━━━ Records shown ━━━
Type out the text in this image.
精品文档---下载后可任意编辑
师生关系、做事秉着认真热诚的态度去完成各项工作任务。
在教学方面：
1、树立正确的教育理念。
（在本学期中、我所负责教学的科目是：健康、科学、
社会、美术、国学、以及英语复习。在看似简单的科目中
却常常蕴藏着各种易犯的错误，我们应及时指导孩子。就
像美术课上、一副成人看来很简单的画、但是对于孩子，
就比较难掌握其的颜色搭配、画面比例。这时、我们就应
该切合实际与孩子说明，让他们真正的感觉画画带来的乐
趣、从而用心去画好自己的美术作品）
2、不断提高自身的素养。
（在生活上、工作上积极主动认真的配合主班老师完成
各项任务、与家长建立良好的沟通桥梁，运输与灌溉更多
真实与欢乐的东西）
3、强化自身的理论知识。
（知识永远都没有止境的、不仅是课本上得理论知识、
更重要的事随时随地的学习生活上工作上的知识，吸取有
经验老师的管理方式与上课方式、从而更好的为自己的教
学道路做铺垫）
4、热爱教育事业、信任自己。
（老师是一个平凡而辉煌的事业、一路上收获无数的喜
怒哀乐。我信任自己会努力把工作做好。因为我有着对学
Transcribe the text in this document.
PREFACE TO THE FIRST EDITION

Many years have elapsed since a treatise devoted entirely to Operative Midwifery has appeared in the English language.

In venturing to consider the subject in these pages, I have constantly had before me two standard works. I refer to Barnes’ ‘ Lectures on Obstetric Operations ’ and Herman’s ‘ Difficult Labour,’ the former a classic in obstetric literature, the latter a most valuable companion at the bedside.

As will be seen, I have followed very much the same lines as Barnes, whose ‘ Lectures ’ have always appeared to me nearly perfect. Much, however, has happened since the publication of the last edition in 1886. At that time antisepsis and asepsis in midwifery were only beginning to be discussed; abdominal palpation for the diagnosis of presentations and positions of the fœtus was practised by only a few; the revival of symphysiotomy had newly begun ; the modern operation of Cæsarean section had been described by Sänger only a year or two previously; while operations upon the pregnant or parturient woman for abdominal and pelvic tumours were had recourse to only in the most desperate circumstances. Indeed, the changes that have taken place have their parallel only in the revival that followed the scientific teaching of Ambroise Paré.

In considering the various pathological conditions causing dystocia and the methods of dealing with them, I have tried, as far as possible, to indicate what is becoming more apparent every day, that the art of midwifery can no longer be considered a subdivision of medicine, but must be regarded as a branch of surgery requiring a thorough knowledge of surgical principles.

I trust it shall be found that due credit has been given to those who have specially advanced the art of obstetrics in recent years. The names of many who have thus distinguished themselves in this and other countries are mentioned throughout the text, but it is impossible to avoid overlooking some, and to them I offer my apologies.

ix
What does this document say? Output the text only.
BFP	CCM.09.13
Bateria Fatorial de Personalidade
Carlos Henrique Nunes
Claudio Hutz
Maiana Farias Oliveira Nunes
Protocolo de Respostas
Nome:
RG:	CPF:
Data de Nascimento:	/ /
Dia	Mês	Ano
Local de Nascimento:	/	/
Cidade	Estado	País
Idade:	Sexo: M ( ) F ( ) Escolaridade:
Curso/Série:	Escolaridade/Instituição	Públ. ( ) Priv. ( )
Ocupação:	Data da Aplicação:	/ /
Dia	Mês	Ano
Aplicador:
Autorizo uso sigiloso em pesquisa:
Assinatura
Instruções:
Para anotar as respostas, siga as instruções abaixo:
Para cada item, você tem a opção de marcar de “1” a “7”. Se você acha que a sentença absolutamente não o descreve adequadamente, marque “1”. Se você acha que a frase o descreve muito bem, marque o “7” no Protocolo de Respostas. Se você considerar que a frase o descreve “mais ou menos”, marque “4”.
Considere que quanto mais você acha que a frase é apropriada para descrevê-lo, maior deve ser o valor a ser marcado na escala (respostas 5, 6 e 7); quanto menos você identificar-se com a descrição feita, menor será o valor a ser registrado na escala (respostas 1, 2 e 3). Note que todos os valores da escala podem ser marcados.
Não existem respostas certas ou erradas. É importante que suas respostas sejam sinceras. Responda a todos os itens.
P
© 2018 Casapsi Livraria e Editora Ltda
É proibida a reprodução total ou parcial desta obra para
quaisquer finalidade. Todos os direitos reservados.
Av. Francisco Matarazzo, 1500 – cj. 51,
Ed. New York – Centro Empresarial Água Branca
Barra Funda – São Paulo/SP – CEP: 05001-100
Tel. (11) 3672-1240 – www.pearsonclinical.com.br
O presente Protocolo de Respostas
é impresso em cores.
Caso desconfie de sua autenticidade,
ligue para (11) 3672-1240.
━━━
• **Problem to work on**
Look through the listing above. Pick out each line with "Protocolo" and copy it.

• **Answer in full**
Protocolo de Respostas
Para cada item, você tem a opção de marcar de “1” a “7”. Se você acha que a sentença absolutamente não o descreve adequadamente, marque “1”. Se você acha que a frase o descreve muito bem, marque o “7” no Protocolo de Respostas. Se você considerar que a frase o descreve “mais ou menos”, marque “4”.
O presente Protocolo de Respostas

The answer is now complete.